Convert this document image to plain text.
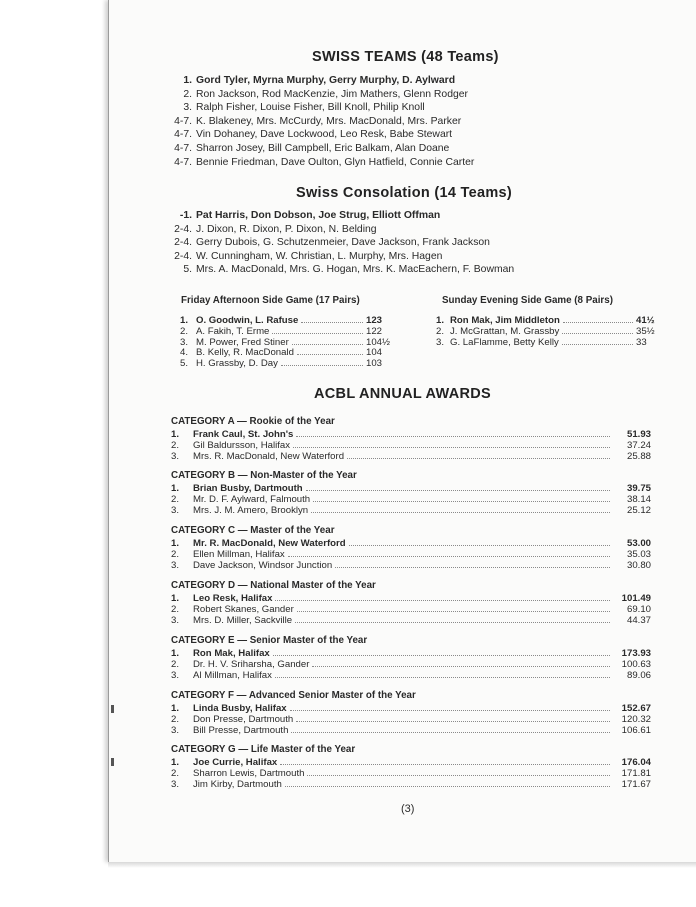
SWISS TEAMS (48 Teams)
1. Gord Tyler, Myrna Murphy, Gerry Murphy, D. Aylward
2. Ron Jackson, Rod MacKenzie, Jim Mathers, Glenn Rodger
3. Ralph Fisher, Louise Fisher, Bill Knoll, Philip Knoll
4-7. K. Blakeney, Mrs. McCurdy, Mrs. MacDonald, Mrs. Parker
4-7. Vin Dohaney, Dave Lockwood, Leo Resk, Babe Stewart
4-7. Sharron Josey, Bill Campbell, Eric Balkam, Alan Doane
4-7. Bennie Friedman, Dave Oulton, Glyn Hatfield, Connie Carter
Swiss Consolation (14 Teams)
-1. Pat Harris, Don Dobson, Joe Strug, Elliott Offman
2-4. J. Dixon, R. Dixon, P. Dixon, N. Belding
2-4. Gerry Dubois, G. Schutzenmeier, Dave Jackson, Frank Jackson
2-4. W. Cunningham, W. Christian, L. Murphy, Mrs. Hagen
5. Mrs. A. MacDonald, Mrs. G. Hogan, Mrs. K. MacEachern, F. Bowman
Friday Afternoon Side Game (17 Pairs)
1. O. Goodwin, L. Rafuse	123
2. A. Fakih, T. Erme	122
3. M. Power, Fred Stiner	104½
4. B. Kelly, R. MacDonald	104
5. H. Grassby, D. Day	103
Sunday Evening Side Game (8 Pairs)
1. Ron Mak, Jim Middleton	41½
2. J. McGrattan, M. Grassby	35½
3. G. LaFlamme, Betty Kelly	33
ACBL ANNUAL AWARDS
CATEGORY A — Rookie of the Year
1.	Frank Caul, St. John's	51.93
2.	Gil Baldursson, Halifax	37.24
3.	Mrs. R. MacDonald, New Waterford	25.88
CATEGORY B — Non-Master of the Year
1.	Brian Busby, Dartmouth	39.75
2.	Mr. D. F. Aylward, Falmouth	38.14
3.	Mrs. J. M. Amero, Brooklyn	25.12
CATEGORY C — Master of the Year
1.	Mr. R. MacDonald, New Waterford	53.00
2.	Ellen Millman, Halifax	35.03
3.	Dave Jackson, Windsor Junction	30.80
CATEGORY D — National Master of the Year
1.	Leo Resk, Halifax	101.49
2.	Robert Skanes, Gander	69.10
3.	Mrs. D. Miller, Sackville	44.37
CATEGORY E — Senior Master of the Year
1.	Ron Mak, Halifax	173.93
2.	Dr. H. V. Sriharsha, Gander	100.63
3.	Al Millman, Halifax	89.06
CATEGORY F — Advanced Senior Master of the Year
1.	Linda Busby, Halifax	152.67
2.	Don Presse, Dartmouth	120.32
3.	Bill Presse, Dartmouth	106.61
CATEGORY G — Life Master of the Year
1.	Joe Currie, Halifax	176.04
2.	Sharron Lewis, Dartmouth	171.81
3.	Jim Kirby, Dartmouth	171.67
(3)
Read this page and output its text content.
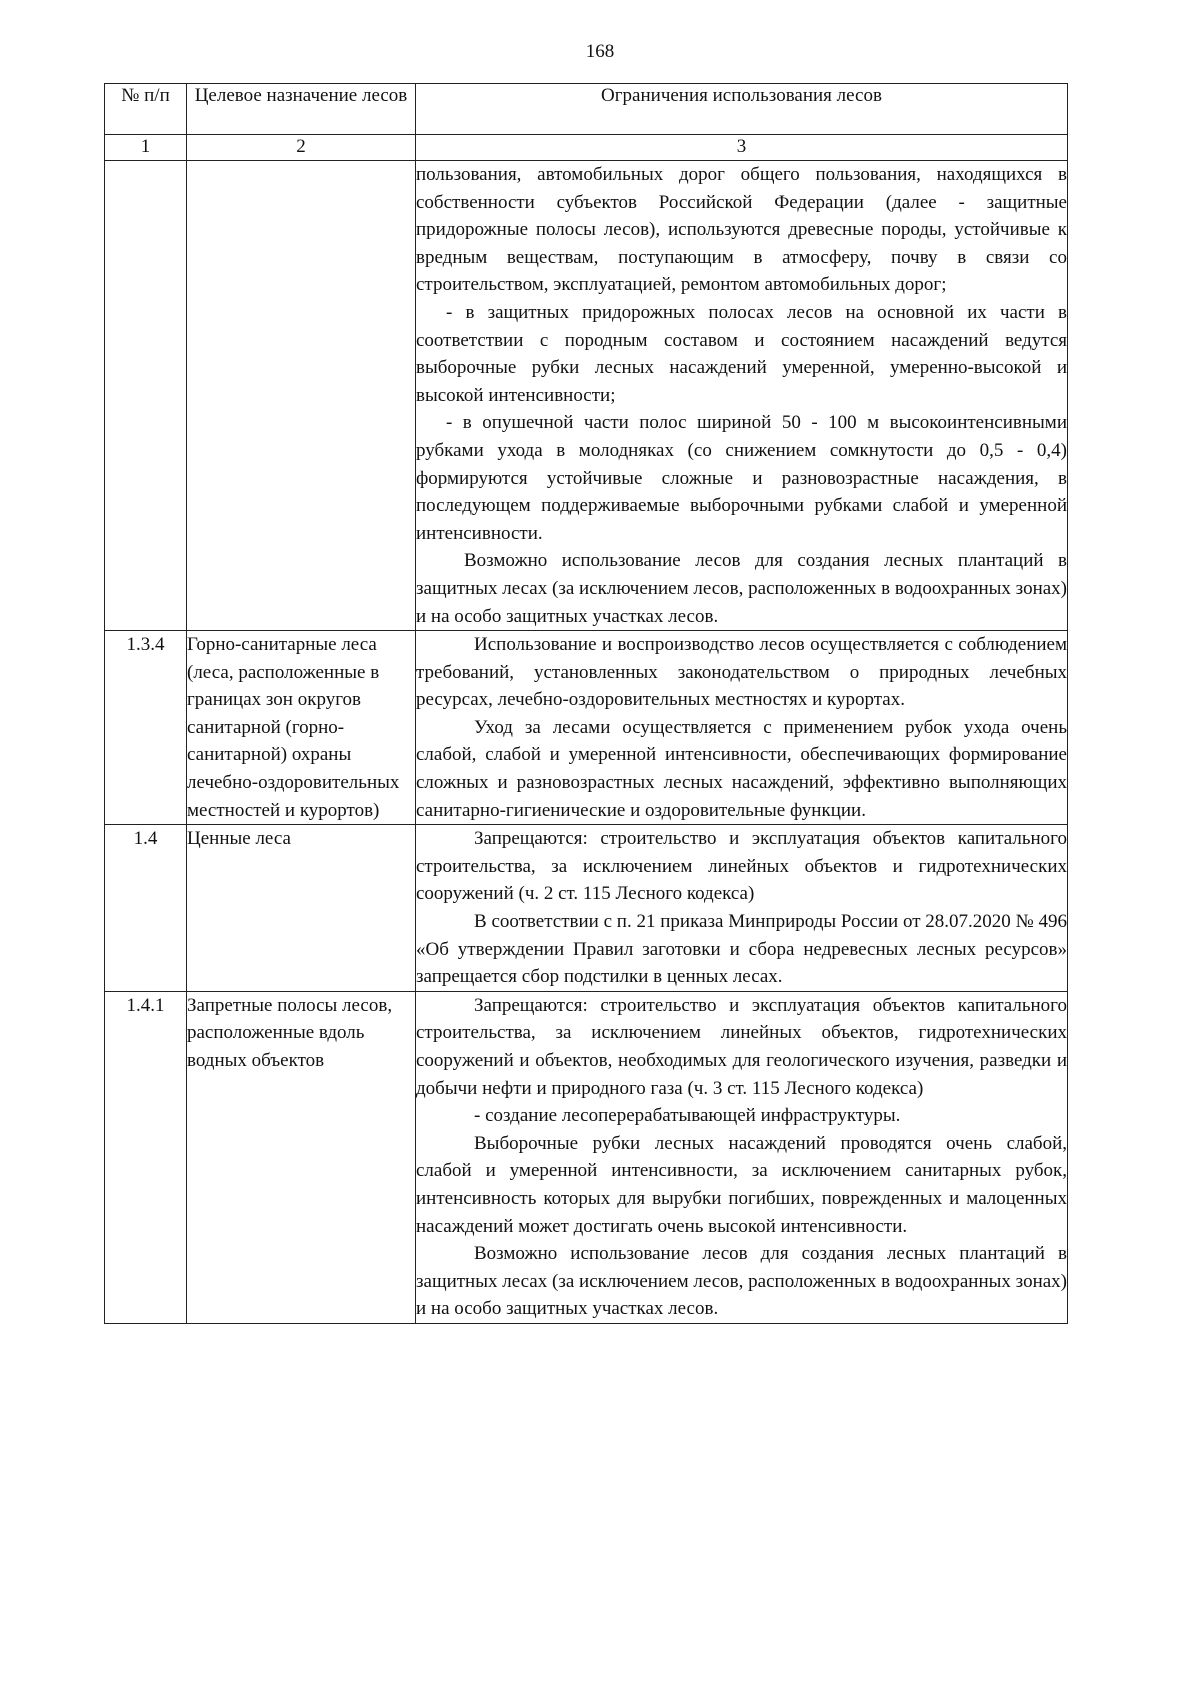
168
№ п/п	Целевое назначение лесов	Ограничения использования лесов
1	2	3

		пользования, автомобильных дорог общего пользования, находящихся в собственности субъектов Российской Федерации (далее - защитные придорожные полосы лесов), используются древесные породы, устойчивые к вредным веществам, поступающим в атмосферу, почву в связи со строительством, эксплуатацией, ремонтом автомобильных дорог;

- в защитных придорожных полосах лесов на основной их части в соответствии с породным составом и состоянием насаждений ведутся выборочные рубки лесных насаждений умеренной, умеренно-высокой и высокой интенсивности;

- в опушечной части полос шириной 50 - 100 м высокоинтенсивными рубками ухода в молодняках (со снижением сомкнутости до 0,5 - 0,4) формируются устойчивые сложные и разновозрастные насаждения, в последующем поддерживаемые выборочными рубками слабой и умеренной интенсивности.

Возможно использование лесов для создания лесных плантаций в защитных лесах (за исключением лесов, расположенных в водоохранных зонах) и на особо защитных участках лесов.

1.3.4	Горно-санитарные леса (леса, расположенные в границах зон округов санитарной (горно-санитарной) охраны лечебно-оздоровительных местностей и курортов)	Использование и воспроизводство лесов осуществляется с соблюдением требований, установленных законодательством о природных лечебных ресурсах, лечебно-оздоровительных местностях и курортах.

Уход за лесами осуществляется с применением рубок ухода очень слабой, слабой и умеренной интенсивности, обеспечивающих формирование сложных и разновозрастных лесных насаждений, эффективно выполняющих санитарно-гигиенические и оздоровительные функции.

1.4	Ценные леса	Запрещаются: строительство и эксплуатация объектов капитального строительства, за исключением линейных объектов и гидротехнических сооружений (ч. 2 ст. 115 Лесного кодекса)

В соответствии с п. 21 приказа Минприроды России от 28.07.2020 № 496 «Об утверждении Правил заготовки и сбора недревесных лесных ресурсов» запрещается сбор подстилки в ценных лесах.

1.4.1	Запретные полосы лесов, расположенные вдоль водных объектов	Запрещаются: строительство и эксплуатация объектов капитального строительства, за исключением линейных объектов, гидротехнических сооружений и объектов, необходимых для геологического изучения, разведки и добычи нефти и природного газа (ч. 3 ст. 115 Лесного кодекса)

- создание лесоперерабатывающей инфраструктуры.

Выборочные рубки лесных насаждений проводятся очень слабой, слабой и умеренной интенсивности, за исключением санитарных рубок, интенсивность которых для вырубки погибших, поврежденных и малоценных насаждений может достигать очень высокой интенсивности.

Возможно использование лесов для создания лесных плантаций в защитных лесах (за исключением лесов, расположенных в водоохранных зонах) и на особо защитных участках лесов.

* The exercise *
Above are records to transcribe exactly; leave their pictures out.

* Answer for the task *
Convert this document image to plain text.
SWISS TEAMS (48 Teams)
1. Gord Tyler, Myrna Murphy, Gerry Murphy, D. Aylward
2. Ron Jackson, Rod MacKenzie, Jim Mathers, Glenn Rodger
3. Ralph Fisher, Louise Fisher, Bill Knoll, Philip Knoll
4-7. K. Blakeney, Mrs. McCurdy, Mrs. MacDonald, Mrs. Parker
4-7. Vin Dohaney, Dave Lockwood, Leo Resk, Babe Stewart
4-7. Sharron Josey, Bill Campbell, Eric Balkam, Alan Doane
4-7. Bennie Friedman, Dave Oulton, Glyn Hatfield, Connie Carter
Swiss Consolation (14 Teams)
-1. Pat Harris, Don Dobson, Joe Strug, Elliott Offman
2-4. J. Dixon, R. Dixon, P. Dixon, N. Belding
2-4. Gerry Dubois, G. Schutzenmeier, Dave Jackson, Frank Jackson
2-4. W. Cunningham, W. Christian, L. Murphy, Mrs. Hagen
5. Mrs. A. MacDonald, Mrs. G. Hogan, Mrs. K. MacEachern, F. Bowman
Friday Afternoon Side Game (17 Pairs)
1. O. Goodwin, L. Rafuse	123
2. A. Fakih, T. Erme	122
3. M. Power, Fred Stiner	104½
4. B. Kelly, R. MacDonald	104
5. H. Grassby, D. Day	103
Sunday Evening Side Game (8 Pairs)
1. Ron Mak, Jim Middleton	41½
2. J. McGrattan, M. Grassby	35½
3. G. LaFlamme, Betty Kelly	33
ACBL ANNUAL AWARDS
CATEGORY A — Rookie of the Year
1.	Frank Caul, St. John's	51.93
2.	Gil Baldursson, Halifax	37.24
3.	Mrs. R. MacDonald, New Waterford	25.88
CATEGORY B — Non-Master of the Year
1.	Brian Busby, Dartmouth	39.75
2.	Mr. D. F. Aylward, Falmouth	38.14
3.	Mrs. J. M. Amero, Brooklyn	25.12
CATEGORY C — Master of the Year
1.	Mr. R. MacDonald, New Waterford	53.00
2.	Ellen Millman, Halifax	35.03
3.	Dave Jackson, Windsor Junction	30.80
CATEGORY D — National Master of the Year
1.	Leo Resk, Halifax	101.49
2.	Robert Skanes, Gander	69.10
3.	Mrs. D. Miller, Sackville	44.37
CATEGORY E — Senior Master of the Year
1.	Ron Mak, Halifax	173.93
2.	Dr. H. V. Sriharsha, Gander	100.63
3.	Al Millman, Halifax	89.06
CATEGORY F — Advanced Senior Master of the Year
1.	Linda Busby, Halifax	152.67
2.	Don Presse, Dartmouth	120.32
3.	Bill Presse, Dartmouth	106.61
CATEGORY G — Life Master of the Year
1.	Joe Currie, Halifax	176.04
2.	Sharron Lewis, Dartmouth	171.81
3.	Jim Kirby, Dartmouth	171.67
(3)
Read this page and output its text content.
168
№ п/п	Целевое назначение лесов	Ограничения использования лесов
1	2	3

		пользования, автомобильных дорог общего пользования, находящихся в собственности субъектов Российской Федерации (далее - защитные придорожные полосы лесов), используются древесные породы, устойчивые к вредным веществам, поступающим в атмосферу, почву в связи со строительством, эксплуатацией, ремонтом автомобильных дорог;

- в защитных придорожных полосах лесов на основной их части в соответствии с породным составом и состоянием насаждений ведутся выборочные рубки лесных насаждений умеренной, умеренно-высокой и высокой интенсивности;

- в опушечной части полос шириной 50 - 100 м высокоинтенсивными рубками ухода в молодняках (со снижением сомкнутости до 0,5 - 0,4) формируются устойчивые сложные и разновозрастные насаждения, в последующем поддерживаемые выборочными рубками слабой и умеренной интенсивности.

Возможно использование лесов для создания лесных плантаций в защитных лесах (за исключением лесов, расположенных в водоохранных зонах) и на особо защитных участках лесов.

1.3.4	Горно-санитарные леса (леса, расположенные в границах зон округов санитарной (горно-санитарной) охраны лечебно-оздоровительных местностей и курортов)	Использование и воспроизводство лесов осуществляется с соблюдением требований, установленных законодательством о природных лечебных ресурсах, лечебно-оздоровительных местностях и курортах.

Уход за лесами осуществляется с применением рубок ухода очень слабой, слабой и умеренной интенсивности, обеспечивающих формирование сложных и разновозрастных лесных насаждений, эффективно выполняющих санитарно-гигиенические и оздоровительные функции.

1.4	Ценные леса	Запрещаются: строительство и эксплуатация объектов капитального строительства, за исключением линейных объектов и гидротехнических сооружений (ч. 2 ст. 115 Лесного кодекса)

В соответствии с п. 21 приказа Минприроды России от 28.07.2020 № 496 «Об утверждении Правил заготовки и сбора недревесных лесных ресурсов» запрещается сбор подстилки в ценных лесах.

1.4.1	Запретные полосы лесов, расположенные вдоль водных объектов	Запрещаются: строительство и эксплуатация объектов капитального строительства, за исключением линейных объектов, гидротехнических сооружений и объектов, необходимых для геологического изучения, разведки и добычи нефти и природного газа (ч. 3 ст. 115 Лесного кодекса)

- создание лесоперерабатывающей инфраструктуры.

Выборочные рубки лесных насаждений проводятся очень слабой, слабой и умеренной интенсивности, за исключением санитарных рубок, интенсивность которых для вырубки погибших, поврежденных и малоценных насаждений может достигать очень высокой интенсивности.

Возможно использование лесов для создания лесных плантаций в защитных лесах (за исключением лесов, расположенных в водоохранных зонах) и на особо защитных участках лесов.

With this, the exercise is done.